** start of TASK MATERIAL **

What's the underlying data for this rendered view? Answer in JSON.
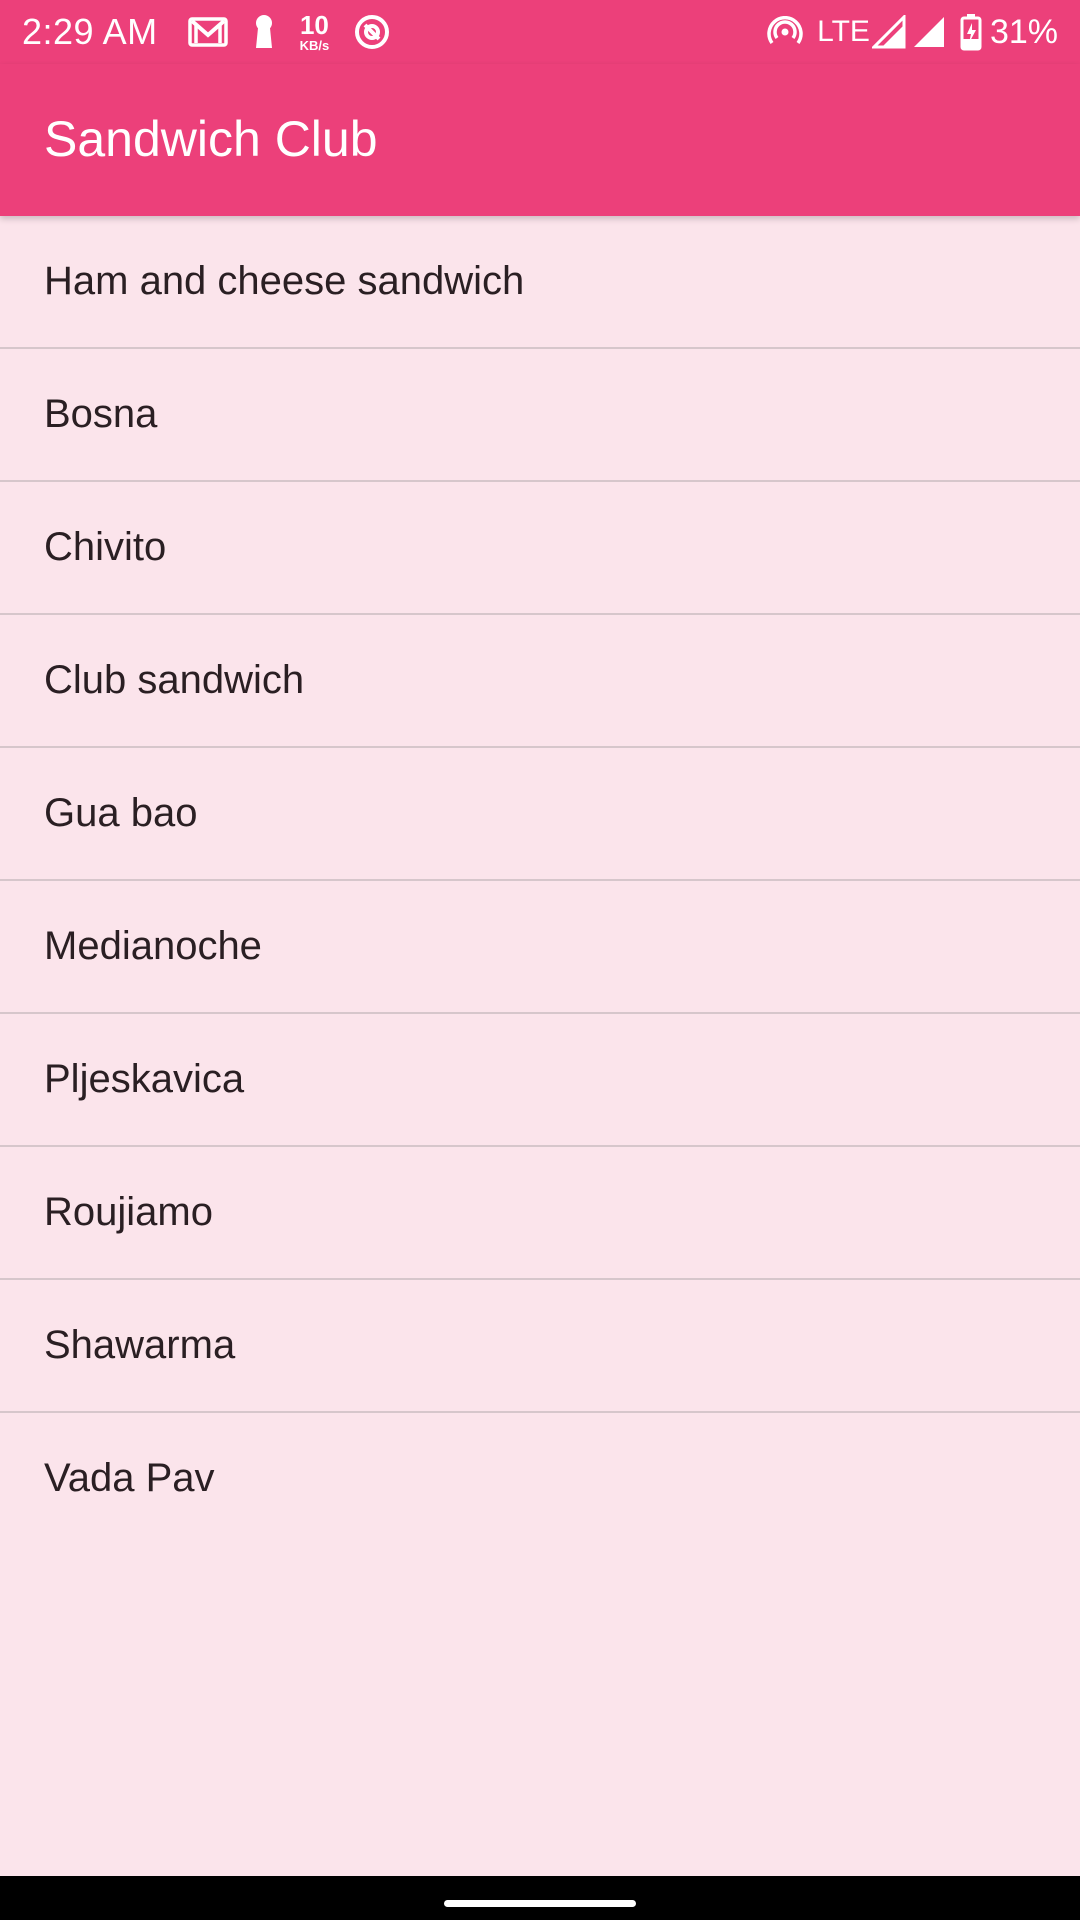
{
  "status_bar": {
    "time": "2:29 AM",
    "speed_value": "10",
    "speed_unit": "KB/s",
    "network": "LTE",
    "battery": "31%",
    "icons_left": [
      "gmail-icon",
      "keyhole-icon",
      "data-speed-icon",
      "circle-at-icon"
    ],
    "icons_right": [
      "hotspot-icon",
      "signal-icon",
      "signal-icon",
      "battery-charging-icon"
    ]
  },
  "app_bar": {
    "title": "Sandwich Club"
  },
  "sandwich_list": {
    "items": [
      "Ham and cheese sandwich",
      "Bosna",
      "Chivito",
      "Club sandwich",
      "Gua bao",
      "Medianoche",
      "Pljeskavica",
      "Roujiamo",
      "Shawarma",
      "Vada Pav"
    ]
  },
  "colors": {
    "primary": "#EC407A",
    "background": "#FBE4EB",
    "divider": "#D6C6CB",
    "text": "#2A1F23"
  }
}
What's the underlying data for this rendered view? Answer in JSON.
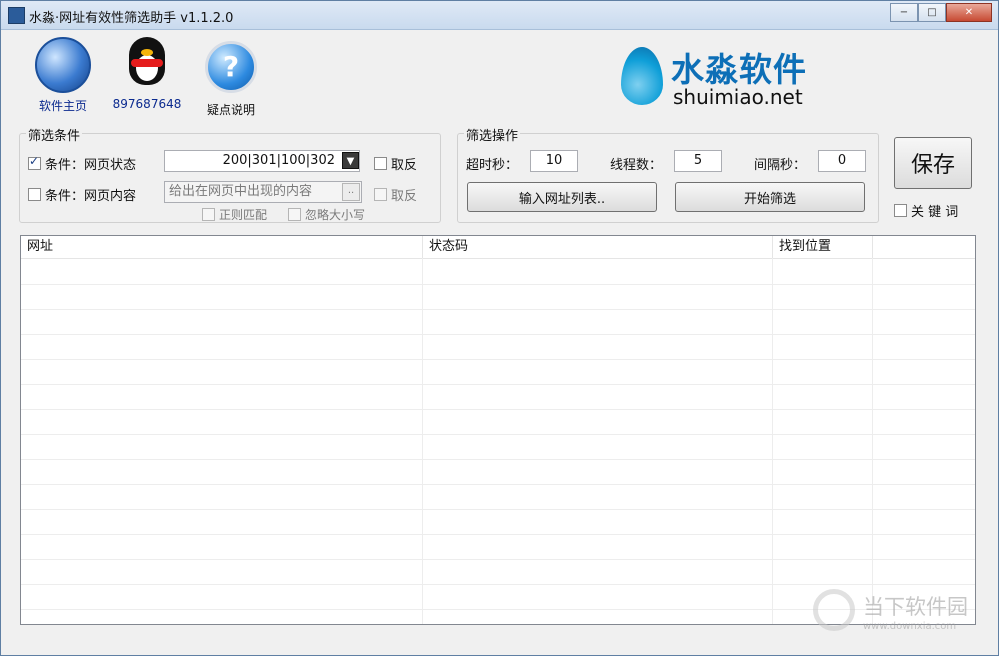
{
  "window": {
    "title": "水淼·网址有效性筛选助手 v1.1.2.0",
    "btn_minimize": "−",
    "btn_maximize": "□",
    "btn_close": "✕"
  },
  "toolbar": {
    "items": [
      {
        "label": "软件主页",
        "icon": "globe-icon"
      },
      {
        "label": "897687648",
        "icon": "qq-penguin-icon"
      },
      {
        "label": "疑点说明",
        "icon": "help-icon"
      }
    ]
  },
  "logo": {
    "cn": "水淼软件",
    "en": "shuimiao.net"
  },
  "filter": {
    "title": "筛选条件",
    "cond1_label": "条件：网页状态",
    "cond1_value": "200|301|100|302",
    "cond1_dropdown": "▼",
    "cond1_invert": "取反",
    "cond2_label": "条件：网页内容",
    "cond2_placeholder": "给出在网页中出现的内容",
    "cond2_more": "..",
    "cond2_invert": "取反",
    "regex": "正则匹配",
    "ignore_case": "忽略大小写"
  },
  "operation": {
    "title": "筛选操作",
    "timeout_label": "超时秒：",
    "timeout_value": "10",
    "threads_label": "线程数：",
    "threads_value": "5",
    "interval_label": "间隔秒：",
    "interval_value": "0",
    "input_btn": "输入网址列表..",
    "start_btn": "开始筛选"
  },
  "save": {
    "label": "保存",
    "keyword": "关 键 词"
  },
  "table": {
    "columns": [
      "网址",
      "状态码",
      "找到位置"
    ]
  },
  "watermark": {
    "cn": "当下软件园",
    "url": "www.downxia.com"
  }
}
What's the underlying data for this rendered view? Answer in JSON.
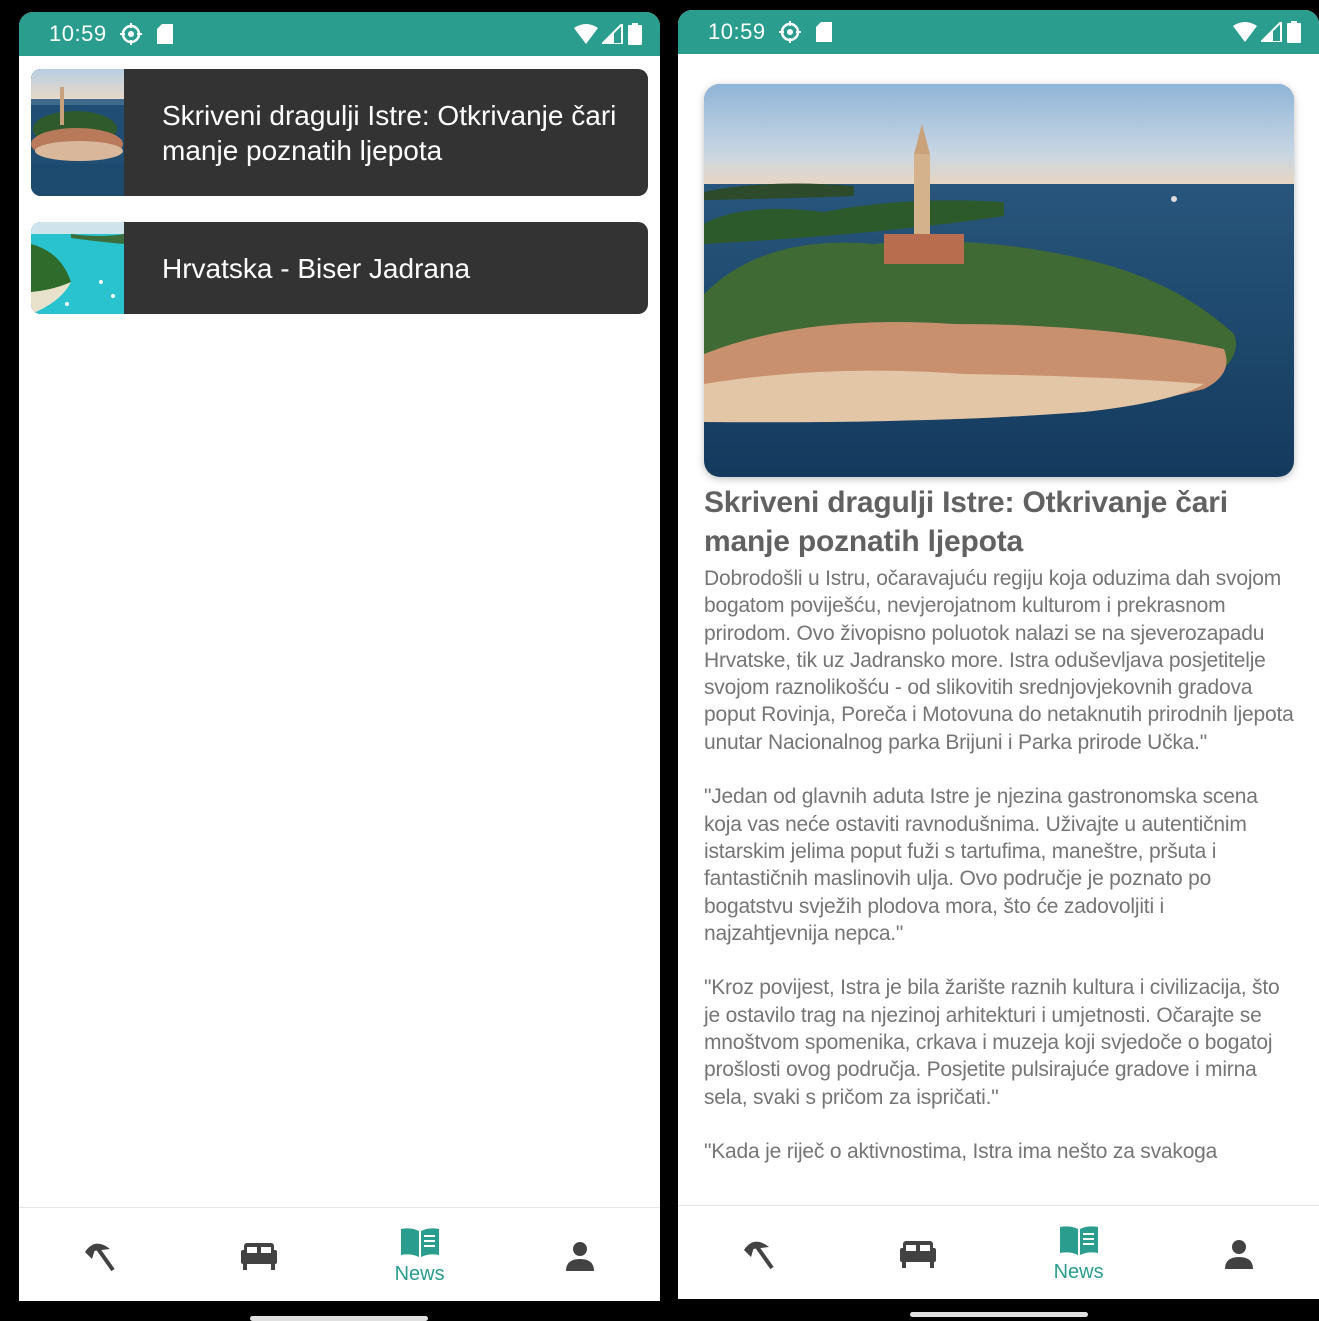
{
  "status_bar": {
    "time": "10:59",
    "color": "#2a9d8f"
  },
  "list_screen": {
    "items": [
      {
        "title": "Skriveni dragulji Istre: Otkrivanje čari manje poznatih ljepota",
        "thumbnail": "rovinj-aerial-thumbnail"
      },
      {
        "title": "Hrvatska - Biser Jadrana",
        "thumbnail": "beach-coast-thumbnail"
      }
    ]
  },
  "detail_screen": {
    "title": "Skriveni dragulji Istre: Otkrivanje čari manje poznatih ljepota",
    "body": "Dobrodošli u Istru, očaravajuću regiju koja oduzima dah svojom bogatom poviješću, nevjerojatnom kulturom i prekrasnom prirodom. Ovo živopisno poluotok nalazi se na sjeverozapadu Hrvatske, tik uz Jadransko more. Istra oduševljava posjetitelje svojom raznolikošću - od slikovitih srednjovjekovnih gradova poput Rovinja, Poreča i Motovuna do netaknutih prirodnih ljepota unutar Nacionalnog parka Brijuni i Parka prirode Učka.\"\n\n\"Jedan od glavnih aduta Istre je njezina gastronomska scena koja vas neće ostaviti ravnodušnima. Uživajte u autentičnim istarskim jelima poput fuži s tartufima, maneštre, pršuta i fantastičnih maslinovih ulja. Ovo područje je poznato po bogatstvu svježih plodova mora, što će zadovoljiti i najzahtjevnija nepca.\"\n\n\"Kroz povijest, Istra je bila žarište raznih kultura i civilizacija, što je ostavilo trag na njezinoj arhitekturi i umjetnosti. Očarajte se mnoštvom spomenika, crkava i muzeja koji svjedoče o bogatoj prošlosti ovog područja. Posjetite pulsirajuće gradove i mirna sela, svaki s pričom za ispričati.\"\n\n\"Kada je riječ o aktivnostima, Istra ima nešto za svakoga",
    "hero_image": "rovinj-aerial-photo"
  },
  "bottom_nav": {
    "items": [
      {
        "icon": "beach-umbrella-icon",
        "label": ""
      },
      {
        "icon": "bed-icon",
        "label": ""
      },
      {
        "icon": "book-icon",
        "label": "News",
        "active": true
      },
      {
        "icon": "person-icon",
        "label": ""
      }
    ],
    "active_color": "#2a9d8f",
    "inactive_color": "#424242"
  }
}
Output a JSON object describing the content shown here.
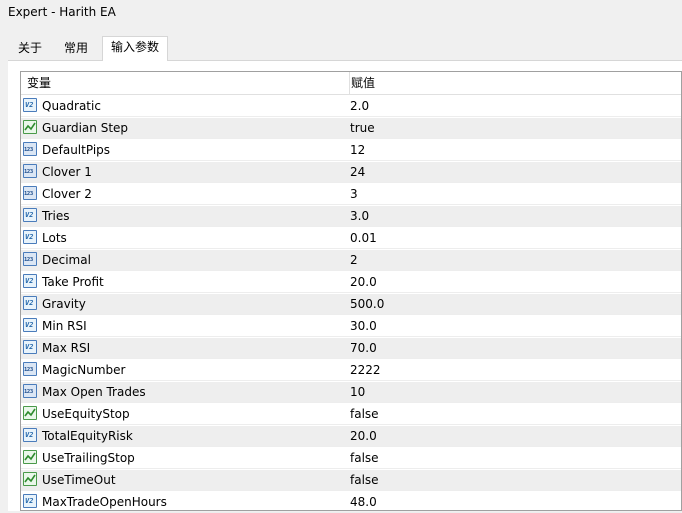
{
  "window": {
    "title": "Expert - Harith EA"
  },
  "tabs": [
    {
      "label": "关于"
    },
    {
      "label": "常用"
    },
    {
      "label": "输入参数"
    }
  ],
  "table": {
    "headers": {
      "variable": "变量",
      "value": "赋值"
    },
    "rows": [
      {
        "name": "Quadratic",
        "value": "2.0",
        "icon": "double-type-icon"
      },
      {
        "name": "Guardian Step",
        "value": "true",
        "icon": "bool-type-icon"
      },
      {
        "name": "DefaultPips",
        "value": "12",
        "icon": "int-type-icon"
      },
      {
        "name": "Clover 1",
        "value": "24",
        "icon": "int-type-icon"
      },
      {
        "name": "Clover 2",
        "value": "3",
        "icon": "int-type-icon"
      },
      {
        "name": "Tries",
        "value": "3.0",
        "icon": "double-type-icon"
      },
      {
        "name": "Lots",
        "value": "0.01",
        "icon": "double-type-icon"
      },
      {
        "name": "Decimal",
        "value": "2",
        "icon": "int-type-icon"
      },
      {
        "name": "Take Profit",
        "value": "20.0",
        "icon": "double-type-icon"
      },
      {
        "name": "Gravity",
        "value": "500.0",
        "icon": "double-type-icon"
      },
      {
        "name": "Min RSI",
        "value": "30.0",
        "icon": "double-type-icon"
      },
      {
        "name": "Max RSI",
        "value": "70.0",
        "icon": "double-type-icon"
      },
      {
        "name": "MagicNumber",
        "value": "2222",
        "icon": "int-type-icon"
      },
      {
        "name": "Max Open Trades",
        "value": "10",
        "icon": "int-type-icon"
      },
      {
        "name": "UseEquityStop",
        "value": "false",
        "icon": "bool-type-icon"
      },
      {
        "name": "TotalEquityRisk",
        "value": "20.0",
        "icon": "double-type-icon"
      },
      {
        "name": "UseTrailingStop",
        "value": "false",
        "icon": "bool-type-icon"
      },
      {
        "name": "UseTimeOut",
        "value": "false",
        "icon": "bool-type-icon"
      },
      {
        "name": "MaxTradeOpenHours",
        "value": "48.0",
        "icon": "double-type-icon"
      }
    ]
  }
}
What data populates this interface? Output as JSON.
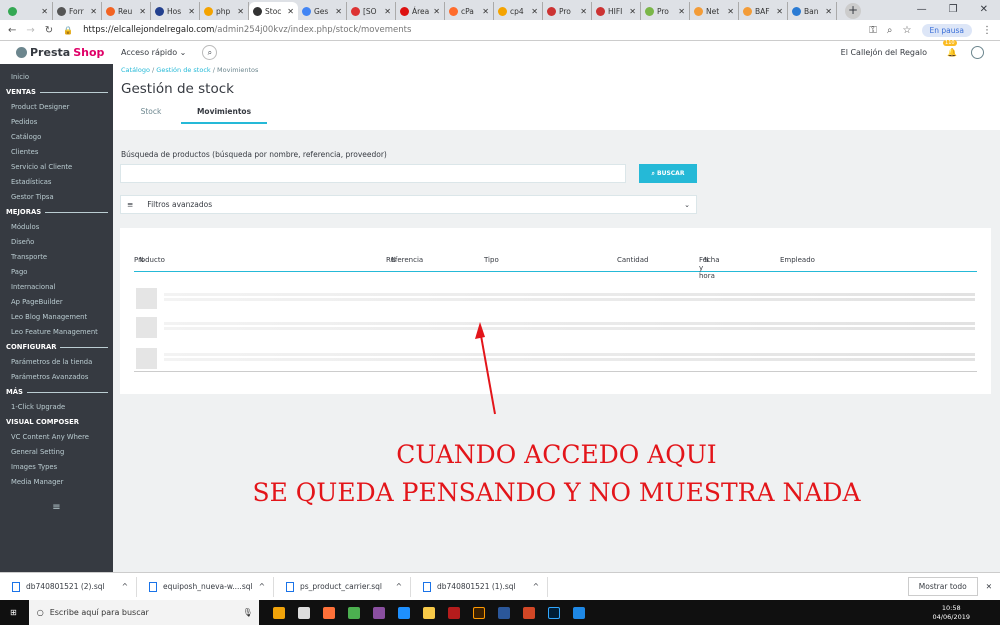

** end of TASK MATERIAL **

Show the lines that mention the word "čari".

EXERCISE SOLUTION
        "title": "Skriveni dragulji Istre: Otkrivanje čari manje poznatih ljepota",
    "title": "Skriveni dragulji Istre: Otkrivanje čari manje poznatih ljepota",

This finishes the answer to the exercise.